→ **Exercise prompt**
Check each line of the listing below for the string "wires", and copy the ones that have it.

(Recorded data)
────────────────────
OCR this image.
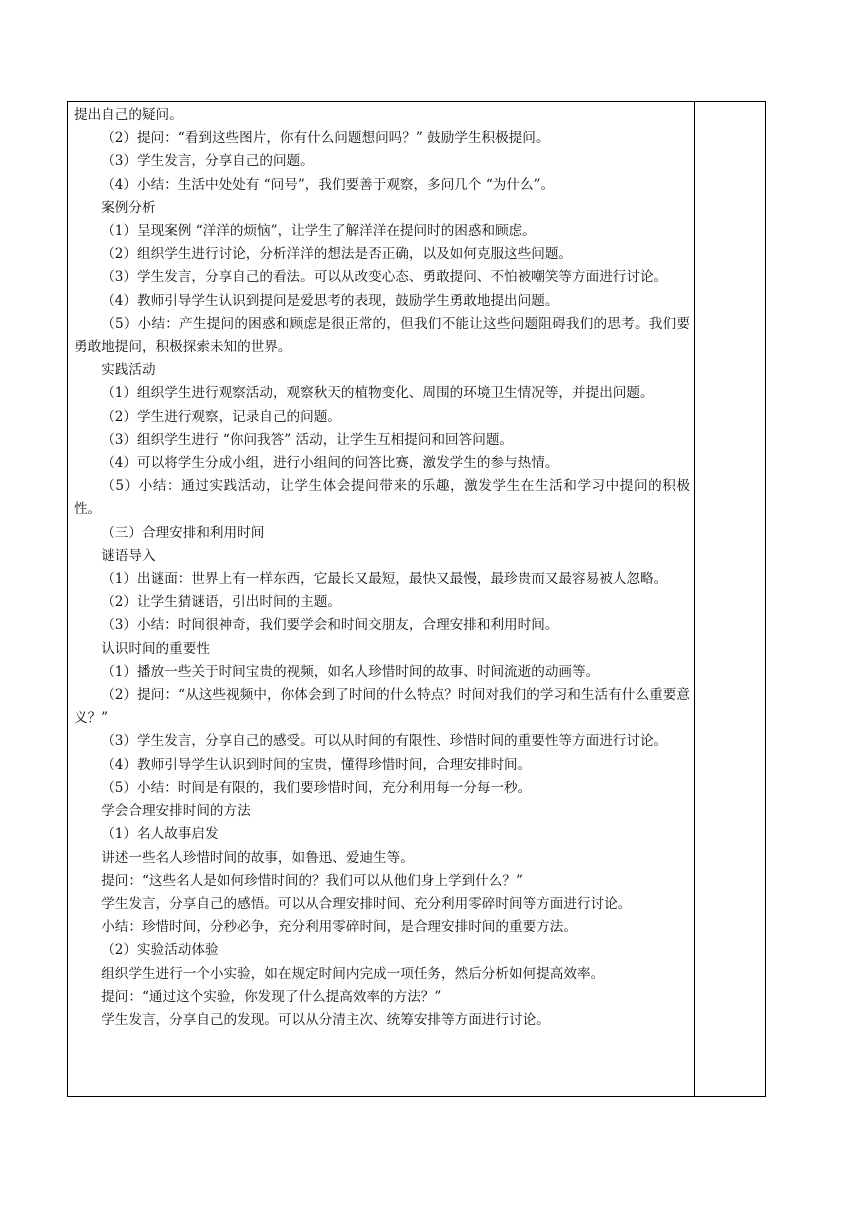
提出自己的疑问。

（2）提问：“看到这些图片，你有什么问题想问吗？” 鼓励学生积极提问。

（3）学生发言，分享自己的问题。

（4）小结：生活中处处有 “问号”，我们要善于观察，多问几个 “为什么”。

案例分析

（1）呈现案例 “洋洋的烦恼”，让学生了解洋洋在提问时的困惑和顾虑。

（2）组织学生进行讨论，分析洋洋的想法是否正确，以及如何克服这些问题。

（3）学生发言，分享自己的看法。可以从改变心态、勇敢提问、不怕被嘲笑等方面进行讨论。

（4）教师引导学生认识到提问是爱思考的表现，鼓励学生勇敢地提出问题。

（5）小结：产生提问的困惑和顾虑是很正常的，但我们不能让这些问题阻碍我们的思考。我们要勇敢地提问，积极探索未知的世界。

实践活动

（1）组织学生进行观察活动，观察秋天的植物变化、周围的环境卫生情况等，并提出问题。

（2）学生进行观察，记录自己的问题。

（3）组织学生进行 “你问我答” 活动，让学生互相提问和回答问题。

（4）可以将学生分成小组，进行小组间的问答比赛，激发学生的参与热情。

（5）小结：通过实践活动，让学生体会提问带来的乐趣，激发学生在生活和学习中提问的积极性。

（三）合理安排和利用时间

谜语导入

（1）出谜面：世界上有一样东西，它最长又最短，最快又最慢，最珍贵而又最容易被人忽略。

（2）让学生猜谜语，引出时间的主题。

（3）小结：时间很神奇，我们要学会和时间交朋友，合理安排和利用时间。

认识时间的重要性

（1）播放一些关于时间宝贵的视频，如名人珍惜时间的故事、时间流逝的动画等。

（2）提问：“从这些视频中，你体会到了时间的什么特点？时间对我们的学习和生活有什么重要意义？”

（3）学生发言，分享自己的感受。可以从时间的有限性、珍惜时间的重要性等方面进行讨论。

（4）教师引导学生认识到时间的宝贵，懂得珍惜时间，合理安排时间。

（5）小结：时间是有限的，我们要珍惜时间，充分利用每一分每一秒。

学会合理安排时间的方法

（1）名人故事启发

讲述一些名人珍惜时间的故事，如鲁迅、爱迪生等。

提问：“这些名人是如何珍惜时间的？我们可以从他们身上学到什么？”

学生发言，分享自己的感悟。可以从合理安排时间、充分利用零碎时间等方面进行讨论。

小结：珍惜时间，分秒必争，充分利用零碎时间，是合理安排时间的重要方法。

（2）实验活动体验

组织学生进行一个小实验，如在规定时间内完成一项任务，然后分析如何提高效率。

提问：“通过这个实验，你发现了什么提高效率的方法？”

学生发言，分享自己的发现。可以从分清主次、统筹安排等方面进行讨论。
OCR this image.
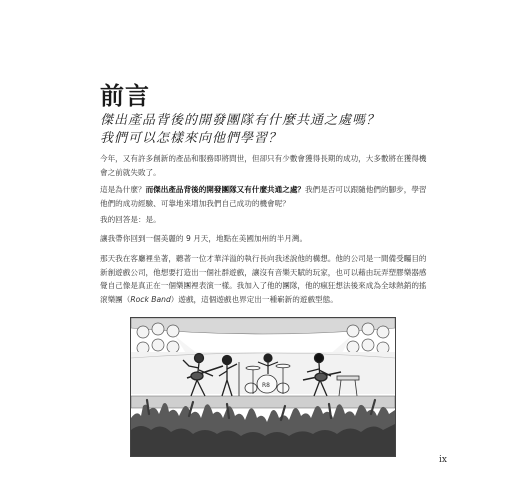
前言
傑出產品背後的開發團隊有什麼共通之處嗎？
我們可以怎樣來向他們學習？
今年，又有許多創新的產品和服務即將問世，但卻只有少數會獲得長期的成功，大多數將在獲得機會之前就失敗了。
這是為什麼？而傑出產品背後的開發團隊又有什麼共通之處？我們是否可以跟隨他們的腳步，學習他們的成功經驗、可靠地來增加我們自己成功的機會呢？
我的回答是：是。
讓我帶你回到一個美麗的 9 月天，地點在美國加州的半月灣。
那天我在客廳裡坐著，聽著一位才華洋溢的執行長向我述說他的構想。他的公司是一間備受矚目的新創遊戲公司，他想要打造出一個社群遊戲，讓沒有音樂天賦的玩家，也可以藉由玩弄塑膠樂器感覺自己像是真正在一個樂團裡表演一樣。我加入了他的團隊，他的瘋狂想法後來成為全球熱銷的搖滾樂團（Rock Band）遊戲，這個遊戲也界定出一種嶄新的遊戲型態。
R8
ix
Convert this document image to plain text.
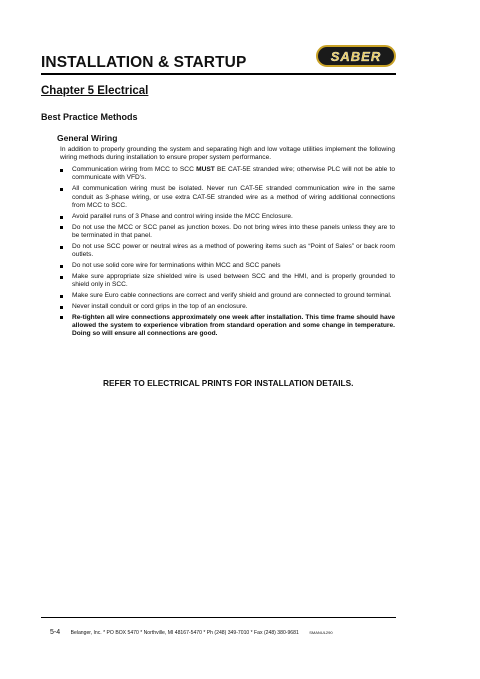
INSTALLATION & STARTUP	SABER
Chapter 5 Electrical
Best Practice Methods
General Wiring

In addition to properly grounding the system and separating high and low voltage utilities implement the following wiring methods during installation to ensure proper system performance.

Communication wiring from MCC to SCC MUST BE CAT-5E stranded wire; otherwise PLC will not be able to communicate with VFD’s.
All communication wiring must be isolated. Never run CAT-5E stranded communication wire in the same conduit as 3-phase wiring, or use extra CAT-5E stranded wire as a method of wiring additional connections from MCC to SCC.
Avoid parallel runs of 3 Phase and control wiring inside the MCC Enclosure.
Do not use the MCC or SCC panel as junction boxes. Do not bring wires into these panels unless they are to be terminated in that panel.
Do not use SCC power or neutral wires as a method of powering items such as “Point of Sales” or back room outlets.
Do not use solid core wire for terminations within MCC and SCC panels
Make sure appropriate size shielded wire is used between SCC and the HMI, and is properly grounded to shield only in SCC.
Make sure Euro cable connections are correct and verify shield and ground are connected to ground terminal.
Never install conduit or cord grips in the top of an enclosure.
Re-tighten all wire connections approximately one week after installation. This time frame should have allowed the system to experience vibration from standard operation and some change in temperature. Doing so will ensure all connections are good.
REFER TO ELECTRICAL PRINTS FOR INSTALLATION DETAILS.
5-4 Belanger, Inc. * PO BOX 5470 * Northville, MI 48167-5470 * Ph (248) 349-7010 * Fax (248) 380-9681	SMANUL290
────────────────────
→ **Expected output**
Do not use the MCC or SCC panel as junction boxes. Do not bring wires into these panels unless they are to be terminated in that panel.
Do not use SCC power or neutral wires as a method of powering items such as “Point of Sales” or back room outlets.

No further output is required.